BEGIN MATERIAL PROVIDED
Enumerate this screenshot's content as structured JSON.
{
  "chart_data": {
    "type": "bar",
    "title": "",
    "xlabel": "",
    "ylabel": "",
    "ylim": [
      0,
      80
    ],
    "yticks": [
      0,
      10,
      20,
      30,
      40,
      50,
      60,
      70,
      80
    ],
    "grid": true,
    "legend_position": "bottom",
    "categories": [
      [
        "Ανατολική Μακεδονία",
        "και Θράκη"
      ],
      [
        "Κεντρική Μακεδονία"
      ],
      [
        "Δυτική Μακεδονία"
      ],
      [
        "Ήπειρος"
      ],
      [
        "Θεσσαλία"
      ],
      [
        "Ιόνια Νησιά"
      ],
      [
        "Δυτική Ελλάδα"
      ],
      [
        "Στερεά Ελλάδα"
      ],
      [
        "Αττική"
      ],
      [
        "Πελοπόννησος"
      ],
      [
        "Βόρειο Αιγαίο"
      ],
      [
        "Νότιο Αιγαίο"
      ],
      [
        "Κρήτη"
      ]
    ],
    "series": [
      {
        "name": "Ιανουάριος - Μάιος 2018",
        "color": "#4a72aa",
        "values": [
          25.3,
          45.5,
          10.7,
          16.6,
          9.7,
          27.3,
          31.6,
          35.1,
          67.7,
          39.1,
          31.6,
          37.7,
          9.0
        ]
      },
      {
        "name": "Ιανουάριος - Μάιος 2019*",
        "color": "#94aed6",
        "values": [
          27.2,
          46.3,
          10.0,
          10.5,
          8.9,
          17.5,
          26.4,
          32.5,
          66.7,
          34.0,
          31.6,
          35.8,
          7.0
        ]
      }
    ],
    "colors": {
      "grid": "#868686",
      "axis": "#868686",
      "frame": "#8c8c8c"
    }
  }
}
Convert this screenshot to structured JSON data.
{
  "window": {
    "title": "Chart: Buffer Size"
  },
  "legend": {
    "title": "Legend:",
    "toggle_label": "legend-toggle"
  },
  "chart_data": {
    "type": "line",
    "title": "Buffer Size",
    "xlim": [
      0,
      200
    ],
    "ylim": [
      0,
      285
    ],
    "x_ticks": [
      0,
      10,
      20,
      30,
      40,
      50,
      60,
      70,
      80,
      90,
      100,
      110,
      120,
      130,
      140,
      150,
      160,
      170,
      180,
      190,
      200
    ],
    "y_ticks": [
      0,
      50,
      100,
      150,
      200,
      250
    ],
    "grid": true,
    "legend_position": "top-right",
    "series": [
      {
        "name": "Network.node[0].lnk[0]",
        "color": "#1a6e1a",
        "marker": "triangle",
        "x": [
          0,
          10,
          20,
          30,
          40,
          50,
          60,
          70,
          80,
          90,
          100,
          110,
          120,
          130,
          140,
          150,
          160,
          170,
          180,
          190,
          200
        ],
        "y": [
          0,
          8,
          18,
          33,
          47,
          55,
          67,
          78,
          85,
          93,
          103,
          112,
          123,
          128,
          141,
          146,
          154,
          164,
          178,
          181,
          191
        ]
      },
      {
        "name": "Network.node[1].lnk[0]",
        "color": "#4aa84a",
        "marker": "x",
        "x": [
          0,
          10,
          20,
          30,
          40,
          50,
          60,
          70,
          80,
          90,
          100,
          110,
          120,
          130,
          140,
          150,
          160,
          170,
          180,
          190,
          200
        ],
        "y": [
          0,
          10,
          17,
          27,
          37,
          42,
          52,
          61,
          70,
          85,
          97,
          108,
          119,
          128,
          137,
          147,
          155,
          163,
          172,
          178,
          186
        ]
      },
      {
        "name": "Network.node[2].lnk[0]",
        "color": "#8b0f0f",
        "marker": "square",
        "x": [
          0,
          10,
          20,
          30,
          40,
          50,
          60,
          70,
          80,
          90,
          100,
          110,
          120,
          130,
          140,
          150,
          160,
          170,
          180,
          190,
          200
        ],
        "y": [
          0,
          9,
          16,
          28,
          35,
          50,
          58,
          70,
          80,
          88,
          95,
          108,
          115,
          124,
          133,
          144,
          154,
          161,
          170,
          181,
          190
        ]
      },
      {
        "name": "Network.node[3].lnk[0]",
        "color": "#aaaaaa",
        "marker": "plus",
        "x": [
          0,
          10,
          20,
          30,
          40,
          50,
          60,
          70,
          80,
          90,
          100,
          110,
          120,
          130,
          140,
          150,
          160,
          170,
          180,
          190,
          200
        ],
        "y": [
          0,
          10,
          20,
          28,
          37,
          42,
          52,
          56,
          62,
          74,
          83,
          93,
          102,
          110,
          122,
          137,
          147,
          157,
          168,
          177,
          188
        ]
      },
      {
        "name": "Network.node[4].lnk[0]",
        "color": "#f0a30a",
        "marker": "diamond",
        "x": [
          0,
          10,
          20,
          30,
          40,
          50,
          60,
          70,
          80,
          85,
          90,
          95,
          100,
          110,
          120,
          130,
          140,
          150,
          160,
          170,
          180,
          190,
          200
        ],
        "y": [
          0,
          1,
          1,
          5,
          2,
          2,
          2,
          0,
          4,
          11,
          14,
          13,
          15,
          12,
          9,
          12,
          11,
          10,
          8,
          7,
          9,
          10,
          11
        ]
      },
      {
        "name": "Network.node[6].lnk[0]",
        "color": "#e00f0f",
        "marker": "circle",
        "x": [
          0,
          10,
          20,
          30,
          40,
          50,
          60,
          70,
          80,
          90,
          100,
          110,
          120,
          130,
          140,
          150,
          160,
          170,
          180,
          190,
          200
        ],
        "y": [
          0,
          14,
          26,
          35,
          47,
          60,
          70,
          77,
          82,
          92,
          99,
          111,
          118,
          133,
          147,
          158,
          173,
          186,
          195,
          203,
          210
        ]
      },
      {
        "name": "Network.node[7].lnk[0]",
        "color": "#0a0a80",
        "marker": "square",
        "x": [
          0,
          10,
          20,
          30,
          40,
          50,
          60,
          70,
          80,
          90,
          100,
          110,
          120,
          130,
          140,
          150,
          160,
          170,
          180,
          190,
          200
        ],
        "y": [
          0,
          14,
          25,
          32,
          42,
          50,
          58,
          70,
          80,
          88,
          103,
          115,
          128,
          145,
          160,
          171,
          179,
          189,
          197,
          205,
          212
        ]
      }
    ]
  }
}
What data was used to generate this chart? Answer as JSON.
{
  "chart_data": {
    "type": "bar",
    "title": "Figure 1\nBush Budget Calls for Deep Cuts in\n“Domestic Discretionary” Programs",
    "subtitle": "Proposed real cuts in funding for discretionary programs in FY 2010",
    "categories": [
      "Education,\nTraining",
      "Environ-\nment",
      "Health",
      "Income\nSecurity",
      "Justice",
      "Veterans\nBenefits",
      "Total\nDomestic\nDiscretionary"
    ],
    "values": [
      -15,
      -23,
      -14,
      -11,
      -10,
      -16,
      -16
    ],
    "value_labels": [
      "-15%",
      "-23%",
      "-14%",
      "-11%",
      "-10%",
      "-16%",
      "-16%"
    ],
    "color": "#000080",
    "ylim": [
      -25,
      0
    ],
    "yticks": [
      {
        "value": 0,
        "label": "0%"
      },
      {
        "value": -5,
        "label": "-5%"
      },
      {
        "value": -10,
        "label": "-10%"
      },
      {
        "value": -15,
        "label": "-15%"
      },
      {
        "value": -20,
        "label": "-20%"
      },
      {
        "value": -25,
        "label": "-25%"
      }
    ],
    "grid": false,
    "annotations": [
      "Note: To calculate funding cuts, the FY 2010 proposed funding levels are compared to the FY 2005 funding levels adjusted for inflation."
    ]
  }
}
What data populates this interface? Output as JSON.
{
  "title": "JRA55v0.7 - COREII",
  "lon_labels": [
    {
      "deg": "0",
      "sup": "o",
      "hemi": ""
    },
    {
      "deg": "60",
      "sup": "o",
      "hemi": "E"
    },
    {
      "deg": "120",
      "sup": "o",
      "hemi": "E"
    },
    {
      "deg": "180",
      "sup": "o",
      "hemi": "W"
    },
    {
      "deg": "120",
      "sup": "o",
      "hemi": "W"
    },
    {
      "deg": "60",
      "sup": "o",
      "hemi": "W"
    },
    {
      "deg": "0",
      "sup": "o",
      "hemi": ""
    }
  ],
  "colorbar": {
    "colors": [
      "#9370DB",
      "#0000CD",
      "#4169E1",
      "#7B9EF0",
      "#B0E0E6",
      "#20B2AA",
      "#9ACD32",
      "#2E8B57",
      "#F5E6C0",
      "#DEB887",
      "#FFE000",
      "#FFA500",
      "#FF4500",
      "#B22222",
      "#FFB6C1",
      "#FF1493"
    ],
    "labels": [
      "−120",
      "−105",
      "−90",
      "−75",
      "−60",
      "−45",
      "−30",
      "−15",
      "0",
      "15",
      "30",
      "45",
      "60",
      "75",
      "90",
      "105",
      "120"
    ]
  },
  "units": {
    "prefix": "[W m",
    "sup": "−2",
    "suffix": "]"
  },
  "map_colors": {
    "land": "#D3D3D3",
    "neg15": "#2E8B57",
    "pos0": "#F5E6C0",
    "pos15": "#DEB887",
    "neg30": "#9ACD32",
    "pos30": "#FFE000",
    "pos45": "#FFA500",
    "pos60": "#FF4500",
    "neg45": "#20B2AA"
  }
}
END MATERIAL PROVIDED
_WRITTEN REQUEST_. Find how many lines hold the string "JSON", and state that number alone.

_ANSWER FOR THE TASK_. 4